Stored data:
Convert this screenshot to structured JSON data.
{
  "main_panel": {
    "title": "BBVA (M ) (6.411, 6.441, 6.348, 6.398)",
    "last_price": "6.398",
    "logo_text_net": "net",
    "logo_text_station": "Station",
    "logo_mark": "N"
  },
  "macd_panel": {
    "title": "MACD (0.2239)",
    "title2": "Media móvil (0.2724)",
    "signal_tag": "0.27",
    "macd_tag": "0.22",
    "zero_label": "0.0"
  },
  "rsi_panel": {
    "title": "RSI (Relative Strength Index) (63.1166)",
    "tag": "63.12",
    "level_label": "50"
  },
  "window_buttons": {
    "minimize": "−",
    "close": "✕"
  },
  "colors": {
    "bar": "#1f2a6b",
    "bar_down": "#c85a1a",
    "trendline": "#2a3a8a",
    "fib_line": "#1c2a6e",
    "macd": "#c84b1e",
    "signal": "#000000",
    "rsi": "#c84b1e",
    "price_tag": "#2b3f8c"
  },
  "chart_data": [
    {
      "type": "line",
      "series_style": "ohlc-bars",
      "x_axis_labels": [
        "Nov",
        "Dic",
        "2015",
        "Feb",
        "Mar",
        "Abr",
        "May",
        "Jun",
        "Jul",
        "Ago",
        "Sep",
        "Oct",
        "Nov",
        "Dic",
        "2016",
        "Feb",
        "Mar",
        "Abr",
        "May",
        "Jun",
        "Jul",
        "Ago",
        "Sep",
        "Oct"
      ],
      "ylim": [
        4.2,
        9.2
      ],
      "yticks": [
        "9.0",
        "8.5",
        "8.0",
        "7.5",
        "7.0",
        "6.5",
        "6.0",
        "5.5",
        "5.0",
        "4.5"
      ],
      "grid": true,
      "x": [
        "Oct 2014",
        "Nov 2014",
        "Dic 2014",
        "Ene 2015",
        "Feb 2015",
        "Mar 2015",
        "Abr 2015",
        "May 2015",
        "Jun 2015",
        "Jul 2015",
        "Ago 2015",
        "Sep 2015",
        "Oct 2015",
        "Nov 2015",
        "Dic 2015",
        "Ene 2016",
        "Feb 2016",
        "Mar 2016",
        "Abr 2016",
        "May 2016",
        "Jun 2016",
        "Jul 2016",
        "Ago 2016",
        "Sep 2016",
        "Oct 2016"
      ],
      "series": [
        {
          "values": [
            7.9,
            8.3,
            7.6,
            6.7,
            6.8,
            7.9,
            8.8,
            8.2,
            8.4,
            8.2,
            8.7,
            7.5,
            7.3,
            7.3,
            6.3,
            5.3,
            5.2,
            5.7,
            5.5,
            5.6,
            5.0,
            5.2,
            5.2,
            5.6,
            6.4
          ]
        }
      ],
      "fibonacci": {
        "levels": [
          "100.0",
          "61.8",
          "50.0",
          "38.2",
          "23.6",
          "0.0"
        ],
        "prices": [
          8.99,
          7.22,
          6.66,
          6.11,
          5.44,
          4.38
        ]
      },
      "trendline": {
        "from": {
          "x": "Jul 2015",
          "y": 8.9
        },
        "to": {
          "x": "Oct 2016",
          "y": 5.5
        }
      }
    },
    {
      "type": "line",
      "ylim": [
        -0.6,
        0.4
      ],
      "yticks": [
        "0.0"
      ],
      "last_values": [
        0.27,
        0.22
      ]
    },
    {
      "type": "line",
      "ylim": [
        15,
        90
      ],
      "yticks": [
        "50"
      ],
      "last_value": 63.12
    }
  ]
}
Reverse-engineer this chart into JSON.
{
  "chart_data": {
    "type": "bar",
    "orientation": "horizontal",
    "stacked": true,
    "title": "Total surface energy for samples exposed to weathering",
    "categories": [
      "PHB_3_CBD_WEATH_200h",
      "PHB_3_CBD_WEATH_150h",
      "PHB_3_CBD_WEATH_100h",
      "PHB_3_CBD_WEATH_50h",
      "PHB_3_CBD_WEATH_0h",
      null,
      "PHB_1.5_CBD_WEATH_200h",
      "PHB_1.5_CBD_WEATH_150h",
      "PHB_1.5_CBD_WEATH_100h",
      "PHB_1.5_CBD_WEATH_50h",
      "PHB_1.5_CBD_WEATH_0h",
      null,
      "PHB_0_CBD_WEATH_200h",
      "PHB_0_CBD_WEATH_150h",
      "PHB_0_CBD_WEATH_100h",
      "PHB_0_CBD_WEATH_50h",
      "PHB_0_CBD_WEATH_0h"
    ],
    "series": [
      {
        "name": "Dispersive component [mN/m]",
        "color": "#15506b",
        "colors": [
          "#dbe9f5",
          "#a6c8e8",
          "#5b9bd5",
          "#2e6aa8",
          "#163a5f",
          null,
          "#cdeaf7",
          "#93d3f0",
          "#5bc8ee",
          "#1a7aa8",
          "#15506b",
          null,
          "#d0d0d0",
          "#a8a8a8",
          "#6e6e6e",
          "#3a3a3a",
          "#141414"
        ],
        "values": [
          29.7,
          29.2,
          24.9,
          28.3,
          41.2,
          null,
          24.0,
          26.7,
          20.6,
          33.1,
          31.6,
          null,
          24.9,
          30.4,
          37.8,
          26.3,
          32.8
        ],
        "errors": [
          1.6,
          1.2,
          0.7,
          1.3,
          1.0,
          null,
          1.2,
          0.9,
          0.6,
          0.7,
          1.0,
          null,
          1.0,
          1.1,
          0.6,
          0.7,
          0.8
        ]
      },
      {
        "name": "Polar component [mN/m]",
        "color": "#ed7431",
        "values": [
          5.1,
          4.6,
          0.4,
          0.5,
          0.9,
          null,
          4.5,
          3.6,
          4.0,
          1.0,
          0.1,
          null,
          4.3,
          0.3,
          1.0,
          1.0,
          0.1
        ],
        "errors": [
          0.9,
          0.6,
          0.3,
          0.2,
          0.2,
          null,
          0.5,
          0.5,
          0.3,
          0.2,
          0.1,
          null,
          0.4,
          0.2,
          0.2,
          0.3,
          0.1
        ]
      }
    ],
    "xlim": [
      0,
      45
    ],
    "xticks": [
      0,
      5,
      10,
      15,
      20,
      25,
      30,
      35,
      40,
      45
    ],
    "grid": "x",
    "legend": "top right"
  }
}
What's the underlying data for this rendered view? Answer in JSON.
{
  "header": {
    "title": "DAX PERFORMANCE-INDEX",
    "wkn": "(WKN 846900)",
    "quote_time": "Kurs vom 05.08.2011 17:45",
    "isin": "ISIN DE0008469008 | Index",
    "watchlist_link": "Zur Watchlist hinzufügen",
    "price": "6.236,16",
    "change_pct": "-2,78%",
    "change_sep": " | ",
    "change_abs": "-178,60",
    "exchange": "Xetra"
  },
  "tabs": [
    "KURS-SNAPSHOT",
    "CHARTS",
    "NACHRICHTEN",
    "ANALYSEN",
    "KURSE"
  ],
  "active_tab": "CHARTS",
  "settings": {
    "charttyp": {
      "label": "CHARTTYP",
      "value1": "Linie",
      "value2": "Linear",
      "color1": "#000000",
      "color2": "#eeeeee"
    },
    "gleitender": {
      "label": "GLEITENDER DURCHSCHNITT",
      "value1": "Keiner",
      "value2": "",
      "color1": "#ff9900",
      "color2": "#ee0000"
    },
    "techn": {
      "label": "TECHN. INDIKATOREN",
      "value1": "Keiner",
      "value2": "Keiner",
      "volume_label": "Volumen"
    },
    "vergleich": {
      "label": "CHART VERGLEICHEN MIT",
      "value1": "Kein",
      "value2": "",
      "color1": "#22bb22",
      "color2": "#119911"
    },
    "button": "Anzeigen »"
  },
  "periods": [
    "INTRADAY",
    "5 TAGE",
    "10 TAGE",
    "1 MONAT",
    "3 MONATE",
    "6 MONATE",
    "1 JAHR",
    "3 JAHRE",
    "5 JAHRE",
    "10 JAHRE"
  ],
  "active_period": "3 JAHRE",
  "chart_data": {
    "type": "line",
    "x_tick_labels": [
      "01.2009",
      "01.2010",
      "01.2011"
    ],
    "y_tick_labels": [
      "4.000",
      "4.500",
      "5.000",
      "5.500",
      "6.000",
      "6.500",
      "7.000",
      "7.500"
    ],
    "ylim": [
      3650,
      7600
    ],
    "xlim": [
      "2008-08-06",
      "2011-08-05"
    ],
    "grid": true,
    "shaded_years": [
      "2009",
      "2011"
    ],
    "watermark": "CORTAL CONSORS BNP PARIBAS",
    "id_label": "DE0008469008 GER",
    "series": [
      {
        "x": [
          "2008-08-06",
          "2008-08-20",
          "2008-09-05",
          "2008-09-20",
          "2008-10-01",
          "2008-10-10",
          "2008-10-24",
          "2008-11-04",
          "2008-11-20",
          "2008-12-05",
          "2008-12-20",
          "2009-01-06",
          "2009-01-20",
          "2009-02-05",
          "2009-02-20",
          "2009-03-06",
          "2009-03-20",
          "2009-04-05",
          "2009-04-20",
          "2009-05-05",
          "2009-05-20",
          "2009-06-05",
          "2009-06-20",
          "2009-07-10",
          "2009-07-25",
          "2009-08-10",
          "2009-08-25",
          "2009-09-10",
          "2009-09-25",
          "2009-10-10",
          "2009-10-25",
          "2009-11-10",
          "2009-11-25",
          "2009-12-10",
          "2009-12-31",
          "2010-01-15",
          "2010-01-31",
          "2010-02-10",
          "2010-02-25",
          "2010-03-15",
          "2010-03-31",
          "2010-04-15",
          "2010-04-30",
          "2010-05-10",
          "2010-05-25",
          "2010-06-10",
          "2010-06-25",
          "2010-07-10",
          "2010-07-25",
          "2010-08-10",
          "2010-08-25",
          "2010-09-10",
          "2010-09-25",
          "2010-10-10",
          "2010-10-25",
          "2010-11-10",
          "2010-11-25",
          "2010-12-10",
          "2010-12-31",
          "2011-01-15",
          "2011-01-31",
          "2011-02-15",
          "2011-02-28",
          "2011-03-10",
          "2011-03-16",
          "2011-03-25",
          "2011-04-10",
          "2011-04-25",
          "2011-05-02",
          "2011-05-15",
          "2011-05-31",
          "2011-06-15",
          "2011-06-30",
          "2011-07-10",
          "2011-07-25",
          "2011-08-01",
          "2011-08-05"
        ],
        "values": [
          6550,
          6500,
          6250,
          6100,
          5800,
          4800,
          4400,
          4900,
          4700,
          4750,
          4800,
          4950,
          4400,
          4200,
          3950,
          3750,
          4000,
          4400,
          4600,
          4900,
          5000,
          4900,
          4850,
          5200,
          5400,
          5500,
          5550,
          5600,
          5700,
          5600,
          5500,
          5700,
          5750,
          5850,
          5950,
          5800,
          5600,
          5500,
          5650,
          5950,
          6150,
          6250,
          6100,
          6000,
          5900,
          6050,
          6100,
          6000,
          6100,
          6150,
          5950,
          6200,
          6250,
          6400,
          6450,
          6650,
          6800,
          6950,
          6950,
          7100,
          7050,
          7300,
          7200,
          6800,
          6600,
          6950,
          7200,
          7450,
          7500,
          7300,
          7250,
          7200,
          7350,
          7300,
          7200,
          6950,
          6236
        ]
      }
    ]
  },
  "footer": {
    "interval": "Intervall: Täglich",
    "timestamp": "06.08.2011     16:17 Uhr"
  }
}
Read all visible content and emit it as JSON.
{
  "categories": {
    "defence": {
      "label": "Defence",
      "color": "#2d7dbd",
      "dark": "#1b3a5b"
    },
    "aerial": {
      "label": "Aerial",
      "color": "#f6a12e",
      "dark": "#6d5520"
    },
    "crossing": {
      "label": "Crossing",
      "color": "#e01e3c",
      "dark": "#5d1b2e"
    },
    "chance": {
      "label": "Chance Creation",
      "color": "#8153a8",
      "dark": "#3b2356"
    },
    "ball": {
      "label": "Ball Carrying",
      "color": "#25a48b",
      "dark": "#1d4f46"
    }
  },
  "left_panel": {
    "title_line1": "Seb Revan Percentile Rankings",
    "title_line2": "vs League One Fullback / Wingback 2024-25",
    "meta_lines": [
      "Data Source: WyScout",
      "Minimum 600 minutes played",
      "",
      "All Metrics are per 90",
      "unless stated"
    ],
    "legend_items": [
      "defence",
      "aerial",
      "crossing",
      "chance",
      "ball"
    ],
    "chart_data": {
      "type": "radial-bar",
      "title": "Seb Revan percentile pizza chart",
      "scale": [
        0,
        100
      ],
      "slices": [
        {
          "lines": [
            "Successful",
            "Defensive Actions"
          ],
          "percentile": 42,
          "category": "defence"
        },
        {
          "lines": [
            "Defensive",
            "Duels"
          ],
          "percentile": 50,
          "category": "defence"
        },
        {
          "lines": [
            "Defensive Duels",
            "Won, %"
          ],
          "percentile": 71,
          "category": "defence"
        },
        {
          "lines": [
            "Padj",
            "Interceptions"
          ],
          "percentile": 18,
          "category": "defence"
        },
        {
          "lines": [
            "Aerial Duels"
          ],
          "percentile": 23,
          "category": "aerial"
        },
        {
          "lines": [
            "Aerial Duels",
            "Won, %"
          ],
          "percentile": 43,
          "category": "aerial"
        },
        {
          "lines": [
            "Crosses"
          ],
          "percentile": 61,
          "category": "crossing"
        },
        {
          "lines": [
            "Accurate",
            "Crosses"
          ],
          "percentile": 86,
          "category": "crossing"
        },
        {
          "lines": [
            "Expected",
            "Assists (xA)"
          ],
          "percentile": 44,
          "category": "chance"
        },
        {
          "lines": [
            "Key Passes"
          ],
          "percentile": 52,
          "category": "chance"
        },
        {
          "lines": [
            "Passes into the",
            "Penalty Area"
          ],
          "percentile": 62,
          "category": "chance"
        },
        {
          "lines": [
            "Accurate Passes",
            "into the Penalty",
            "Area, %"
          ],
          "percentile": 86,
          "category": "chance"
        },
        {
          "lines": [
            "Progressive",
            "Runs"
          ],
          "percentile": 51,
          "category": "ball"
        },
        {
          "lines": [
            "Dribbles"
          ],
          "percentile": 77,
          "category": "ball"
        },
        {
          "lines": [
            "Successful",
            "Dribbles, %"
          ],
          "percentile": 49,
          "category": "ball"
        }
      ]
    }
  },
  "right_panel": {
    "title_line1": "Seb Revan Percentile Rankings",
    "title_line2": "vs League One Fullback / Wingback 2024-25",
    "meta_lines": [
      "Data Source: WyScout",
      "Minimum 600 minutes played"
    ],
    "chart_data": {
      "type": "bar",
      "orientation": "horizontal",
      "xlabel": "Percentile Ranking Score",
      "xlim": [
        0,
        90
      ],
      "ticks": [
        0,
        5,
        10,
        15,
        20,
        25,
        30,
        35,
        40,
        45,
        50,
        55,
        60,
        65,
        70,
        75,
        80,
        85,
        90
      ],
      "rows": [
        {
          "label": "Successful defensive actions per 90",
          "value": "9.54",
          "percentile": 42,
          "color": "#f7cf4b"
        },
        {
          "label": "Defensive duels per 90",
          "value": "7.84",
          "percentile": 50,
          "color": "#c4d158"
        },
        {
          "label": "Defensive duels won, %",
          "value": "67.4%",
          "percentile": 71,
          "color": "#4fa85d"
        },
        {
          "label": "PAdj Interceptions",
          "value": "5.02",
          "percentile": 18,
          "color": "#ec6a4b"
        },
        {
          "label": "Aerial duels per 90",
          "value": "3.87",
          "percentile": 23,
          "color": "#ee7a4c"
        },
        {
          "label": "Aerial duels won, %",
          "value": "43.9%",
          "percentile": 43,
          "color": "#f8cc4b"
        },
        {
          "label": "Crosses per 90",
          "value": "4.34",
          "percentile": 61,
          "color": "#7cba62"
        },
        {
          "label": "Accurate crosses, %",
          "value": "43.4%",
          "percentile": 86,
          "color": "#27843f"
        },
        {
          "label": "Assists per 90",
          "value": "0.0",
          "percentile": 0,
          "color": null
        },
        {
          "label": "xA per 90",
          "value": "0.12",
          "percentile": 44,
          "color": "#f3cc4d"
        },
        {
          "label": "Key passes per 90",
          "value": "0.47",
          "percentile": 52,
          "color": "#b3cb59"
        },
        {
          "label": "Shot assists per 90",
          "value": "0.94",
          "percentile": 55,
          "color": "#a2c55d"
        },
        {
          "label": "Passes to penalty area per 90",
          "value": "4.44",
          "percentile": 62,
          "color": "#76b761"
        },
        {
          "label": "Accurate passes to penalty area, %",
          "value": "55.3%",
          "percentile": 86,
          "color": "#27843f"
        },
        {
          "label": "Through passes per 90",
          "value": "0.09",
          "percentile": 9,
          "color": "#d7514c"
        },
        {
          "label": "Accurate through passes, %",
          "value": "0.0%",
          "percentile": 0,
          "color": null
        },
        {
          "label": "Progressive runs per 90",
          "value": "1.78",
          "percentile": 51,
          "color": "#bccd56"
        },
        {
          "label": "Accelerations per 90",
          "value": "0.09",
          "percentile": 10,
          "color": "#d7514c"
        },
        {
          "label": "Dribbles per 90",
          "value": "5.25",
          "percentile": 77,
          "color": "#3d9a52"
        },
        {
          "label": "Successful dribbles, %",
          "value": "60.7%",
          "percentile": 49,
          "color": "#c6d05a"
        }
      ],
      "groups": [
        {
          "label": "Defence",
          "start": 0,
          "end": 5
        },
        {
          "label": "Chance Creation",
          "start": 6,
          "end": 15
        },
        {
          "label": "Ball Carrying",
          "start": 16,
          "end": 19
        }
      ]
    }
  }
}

Problem to work on = Select every line of the records holding the string "name".

Solution for this task =
        "name": "Dispersive component [mN/m]",
        "name": "Polar component [mN/m]",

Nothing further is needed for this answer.